-- Begin PROVIDED MATERIAL --

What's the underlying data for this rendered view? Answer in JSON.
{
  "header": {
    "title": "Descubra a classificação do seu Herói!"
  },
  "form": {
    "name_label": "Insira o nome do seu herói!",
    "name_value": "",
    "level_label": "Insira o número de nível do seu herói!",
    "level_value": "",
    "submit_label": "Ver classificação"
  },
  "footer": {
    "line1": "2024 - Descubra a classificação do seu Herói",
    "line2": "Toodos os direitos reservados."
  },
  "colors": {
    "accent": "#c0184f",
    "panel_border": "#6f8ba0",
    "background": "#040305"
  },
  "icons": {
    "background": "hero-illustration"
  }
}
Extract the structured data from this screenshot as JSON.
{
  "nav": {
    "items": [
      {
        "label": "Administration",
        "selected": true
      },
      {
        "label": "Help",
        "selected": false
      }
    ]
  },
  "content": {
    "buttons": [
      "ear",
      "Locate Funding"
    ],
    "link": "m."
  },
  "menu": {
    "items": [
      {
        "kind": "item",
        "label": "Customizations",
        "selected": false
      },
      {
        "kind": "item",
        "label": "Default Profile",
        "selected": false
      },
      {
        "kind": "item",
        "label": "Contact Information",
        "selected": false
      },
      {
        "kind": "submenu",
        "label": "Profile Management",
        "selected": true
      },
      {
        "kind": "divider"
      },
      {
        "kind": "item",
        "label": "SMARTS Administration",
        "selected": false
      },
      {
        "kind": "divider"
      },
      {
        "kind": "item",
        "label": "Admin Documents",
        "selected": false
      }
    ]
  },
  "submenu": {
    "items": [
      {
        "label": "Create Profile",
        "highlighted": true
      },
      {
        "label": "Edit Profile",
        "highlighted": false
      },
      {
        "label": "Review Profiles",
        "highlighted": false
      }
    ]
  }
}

-- End PROVIDED MATERIAL --

**EXERCISE REQUIREMENTS**
Write the lines out verbatim, from the one with "Extract the structured" through the last line of the entries, and stop there.

**WRITTEN ANSWER**
Extract the structured data from this screenshot as JSON.
{
  "nav": {
    "items": [
      {
        "label": "Administration",
        "selected": true
      },
      {
        "label": "Help",
        "selected": false
      }
    ]
  },
  "content": {
    "buttons": [
      "ear",
      "Locate Funding"
    ],
    "link": "m."
  },
  "menu": {
    "items": [
      {
        "kind": "item",
        "label": "Customizations",
        "selected": false
      },
      {
        "kind": "item",
        "label": "Default Profile",
        "selected": false
      },
      {
        "kind": "item",
        "label": "Contact Information",
        "selected": false
      },
      {
        "kind": "submenu",
        "label": "Profile Management",
        "selected": true
      },
      {
        "kind": "divider"
      },
      {
        "kind": "item",
        "label": "SMARTS Administration",
        "selected": false
      },
      {
        "kind": "divider"
      },
      {
        "kind": "item",
        "label": "Admin Documents",
        "selected": false
      }
    ]
  },
  "submenu": {
    "items": [
      {
        "label": "Create Profile",
        "highlighted": true
      },
      {
        "label": "Edit Profile",
        "highlighted": false
      },
      {
        "label": "Review Profiles",
        "highlighted": false
      }
    ]
  }
}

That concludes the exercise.